* PROMPT *
Scan the entries below and extract each line with the word "name" in it.

* TASK DATA *
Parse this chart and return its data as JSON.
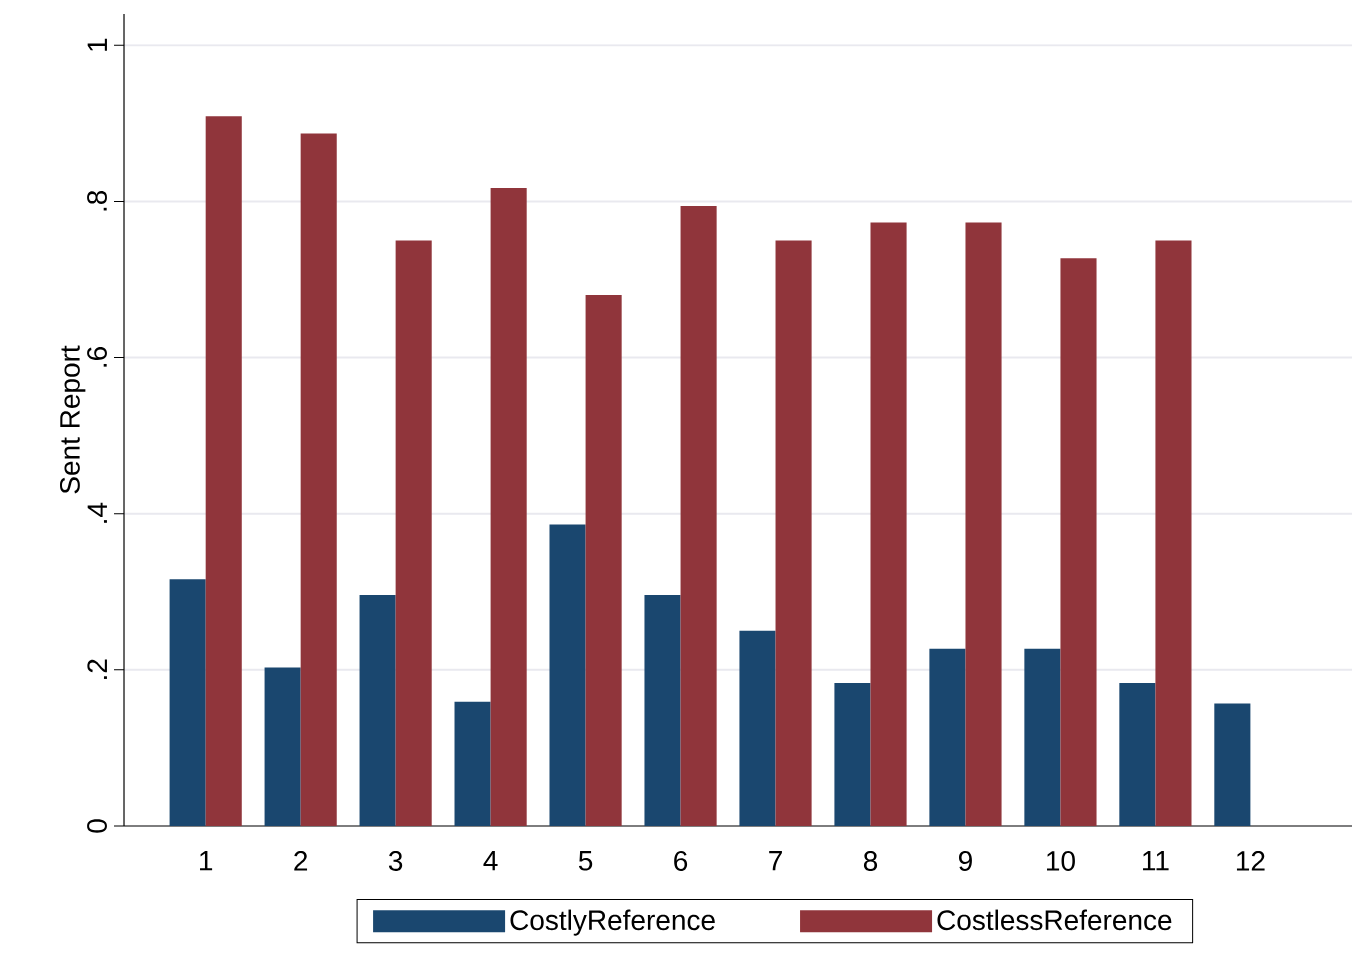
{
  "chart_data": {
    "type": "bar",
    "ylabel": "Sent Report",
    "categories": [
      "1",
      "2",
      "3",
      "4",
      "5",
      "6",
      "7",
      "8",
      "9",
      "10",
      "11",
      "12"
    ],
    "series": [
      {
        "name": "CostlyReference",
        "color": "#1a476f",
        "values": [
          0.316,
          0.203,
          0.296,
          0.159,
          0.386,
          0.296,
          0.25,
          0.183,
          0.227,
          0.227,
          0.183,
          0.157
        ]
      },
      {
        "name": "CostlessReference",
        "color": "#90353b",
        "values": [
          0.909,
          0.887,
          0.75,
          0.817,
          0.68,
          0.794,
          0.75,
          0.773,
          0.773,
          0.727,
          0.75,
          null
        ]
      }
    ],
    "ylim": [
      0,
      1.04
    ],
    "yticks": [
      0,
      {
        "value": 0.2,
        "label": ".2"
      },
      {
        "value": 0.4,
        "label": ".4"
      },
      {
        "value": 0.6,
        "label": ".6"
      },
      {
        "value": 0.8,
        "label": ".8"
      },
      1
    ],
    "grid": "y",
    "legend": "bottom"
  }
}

* REPLY TO THE EXERCISE *
        "name": "CostlyReference",
        "name": "CostlessReference",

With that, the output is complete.